» REQUIREMENTS: Give every line back verbatim, dropping all images.

» STORED RECORDS:
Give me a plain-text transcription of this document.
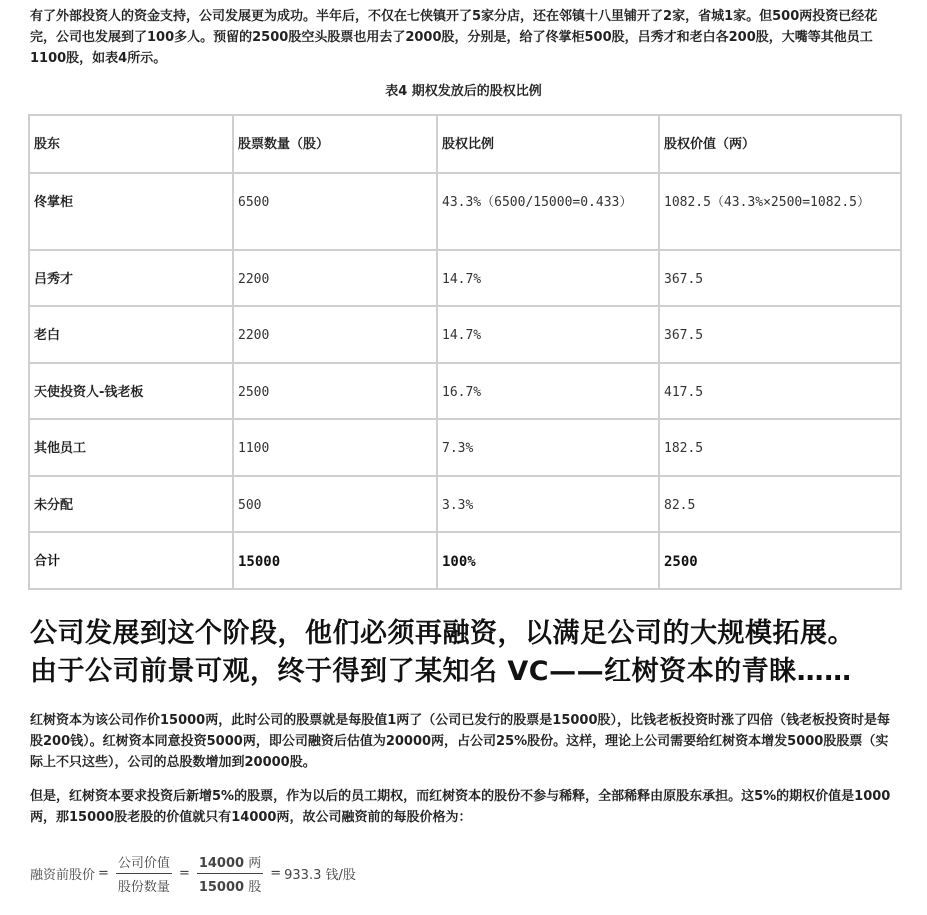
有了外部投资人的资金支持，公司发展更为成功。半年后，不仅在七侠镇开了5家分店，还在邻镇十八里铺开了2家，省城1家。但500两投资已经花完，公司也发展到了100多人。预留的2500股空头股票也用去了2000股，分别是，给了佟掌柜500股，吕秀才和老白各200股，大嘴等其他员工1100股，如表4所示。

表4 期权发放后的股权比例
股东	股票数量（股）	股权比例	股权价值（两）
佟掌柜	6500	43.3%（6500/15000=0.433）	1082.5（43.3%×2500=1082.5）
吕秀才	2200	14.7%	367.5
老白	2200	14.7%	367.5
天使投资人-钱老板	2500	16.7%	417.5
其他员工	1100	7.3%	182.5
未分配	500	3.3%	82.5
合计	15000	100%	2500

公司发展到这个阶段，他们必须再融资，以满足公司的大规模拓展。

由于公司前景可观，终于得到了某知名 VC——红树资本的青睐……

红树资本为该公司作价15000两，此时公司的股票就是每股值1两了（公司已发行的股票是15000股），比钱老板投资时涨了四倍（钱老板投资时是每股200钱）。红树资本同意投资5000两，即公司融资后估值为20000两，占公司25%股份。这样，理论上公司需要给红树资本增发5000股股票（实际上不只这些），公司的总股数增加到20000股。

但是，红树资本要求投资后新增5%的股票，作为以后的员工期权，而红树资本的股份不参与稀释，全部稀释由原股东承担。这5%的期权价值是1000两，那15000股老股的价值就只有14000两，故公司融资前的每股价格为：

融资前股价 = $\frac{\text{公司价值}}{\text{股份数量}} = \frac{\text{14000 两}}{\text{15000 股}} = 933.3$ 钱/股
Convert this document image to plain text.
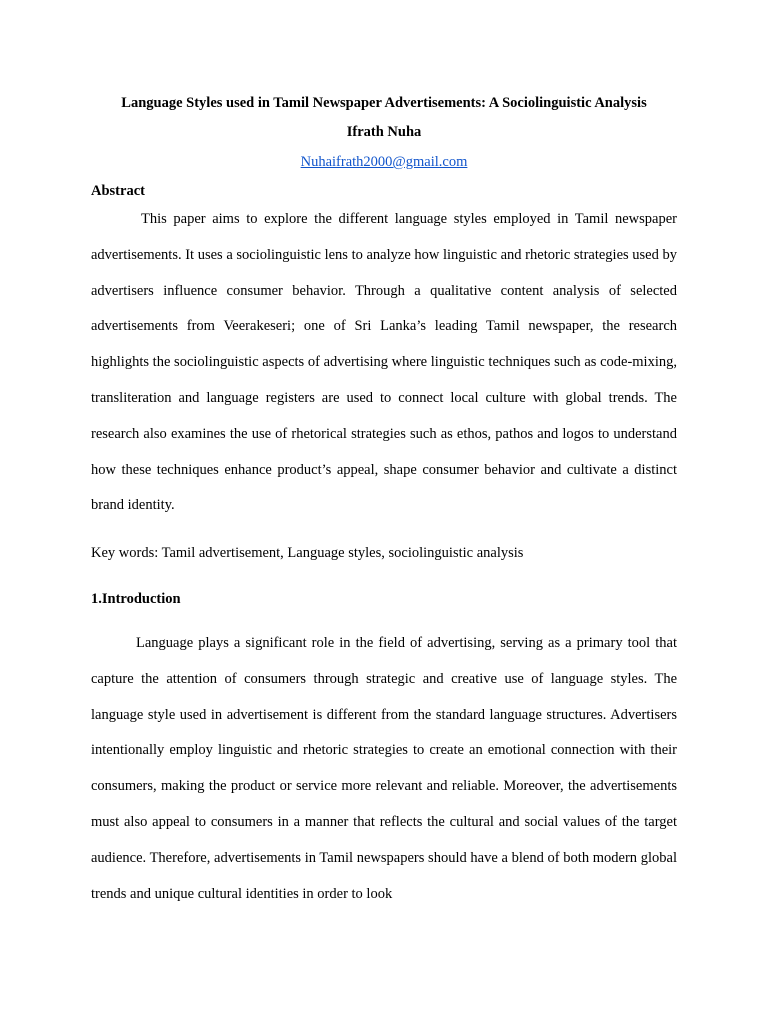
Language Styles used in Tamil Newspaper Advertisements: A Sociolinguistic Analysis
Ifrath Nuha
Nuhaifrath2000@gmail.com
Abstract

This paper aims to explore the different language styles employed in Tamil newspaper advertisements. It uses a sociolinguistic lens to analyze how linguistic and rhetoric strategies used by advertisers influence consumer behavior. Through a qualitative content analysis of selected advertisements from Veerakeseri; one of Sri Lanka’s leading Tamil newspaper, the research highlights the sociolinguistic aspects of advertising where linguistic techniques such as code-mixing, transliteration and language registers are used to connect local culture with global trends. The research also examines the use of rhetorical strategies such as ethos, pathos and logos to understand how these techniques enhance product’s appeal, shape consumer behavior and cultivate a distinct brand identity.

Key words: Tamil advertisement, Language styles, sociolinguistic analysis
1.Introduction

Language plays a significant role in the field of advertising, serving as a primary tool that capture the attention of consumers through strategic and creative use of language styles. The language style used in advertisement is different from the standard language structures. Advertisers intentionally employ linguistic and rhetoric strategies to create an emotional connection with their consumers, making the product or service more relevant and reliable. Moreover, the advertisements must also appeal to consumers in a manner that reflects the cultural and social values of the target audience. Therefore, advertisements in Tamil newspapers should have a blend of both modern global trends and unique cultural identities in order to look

» EXPECTED OUTPUT:
Give me a plain-text transcription of this document.
有了外部投资人的资金支持，公司发展更为成功。半年后，不仅在七侠镇开了5家分店，还在邻镇十八里铺开了2家，省城1家。但500两投资已经花完，公司也发展到了100多人。预留的2500股空头股票也用去了2000股，分别是，给了佟掌柜500股，吕秀才和老白各200股，大嘴等其他员工1100股，如表4所示。

表4 期权发放后的股权比例
股东	股票数量（股）	股权比例	股权价值（两）
佟掌柜	6500	43.3%（6500/15000=0.433）	1082.5（43.3%×2500=1082.5）
吕秀才	2200	14.7%	367.5
老白	2200	14.7%	367.5
天使投资人-钱老板	2500	16.7%	417.5
其他员工	1100	7.3%	182.5
未分配	500	3.3%	82.5
合计	15000	100%	2500

公司发展到这个阶段，他们必须再融资，以满足公司的大规模拓展。

由于公司前景可观，终于得到了某知名 VC——红树资本的青睐……

红树资本为该公司作价15000两，此时公司的股票就是每股值1两了（公司已发行的股票是15000股），比钱老板投资时涨了四倍（钱老板投资时是每股200钱）。红树资本同意投资5000两，即公司融资后估值为20000两，占公司25%股份。这样，理论上公司需要给红树资本增发5000股股票（实际上不只这些），公司的总股数增加到20000股。

但是，红树资本要求投资后新增5%的股票，作为以后的员工期权，而红树资本的股份不参与稀释，全部稀释由原股东承担。这5%的期权价值是1000两，那15000股老股的价值就只有14000两，故公司融资前的每股价格为：

融资前股价 = $\frac{\text{公司价值}}{\text{股份数量}} = \frac{\text{14000 两}}{\text{15000 股}} = 933.3$ 钱/股
Convert this document image to plain text.
Language Styles used in Tamil Newspaper Advertisements: A Sociolinguistic Analysis
Ifrath Nuha
Nuhaifrath2000@gmail.com
Abstract

This paper aims to explore the different language styles employed in Tamil newspaper advertisements. It uses a sociolinguistic lens to analyze how linguistic and rhetoric strategies used by advertisers influence consumer behavior. Through a qualitative content analysis of selected advertisements from Veerakeseri; one of Sri Lanka’s leading Tamil newspaper, the research highlights the sociolinguistic aspects of advertising where linguistic techniques such as code-mixing, transliteration and language registers are used to connect local culture with global trends. The research also examines the use of rhetorical strategies such as ethos, pathos and logos to understand how these techniques enhance product’s appeal, shape consumer behavior and cultivate a distinct brand identity.

Key words: Tamil advertisement, Language styles, sociolinguistic analysis
1.Introduction

Language plays a significant role in the field of advertising, serving as a primary tool that capture the attention of consumers through strategic and creative use of language styles. The language style used in advertisement is different from the standard language structures. Advertisers intentionally employ linguistic and rhetoric strategies to create an emotional connection with their consumers, making the product or service more relevant and reliable. Moreover, the advertisements must also appeal to consumers in a manner that reflects the cultural and social values of the target audience. Therefore, advertisements in Tamil newspapers should have a blend of both modern global trends and unique cultural identities in order to look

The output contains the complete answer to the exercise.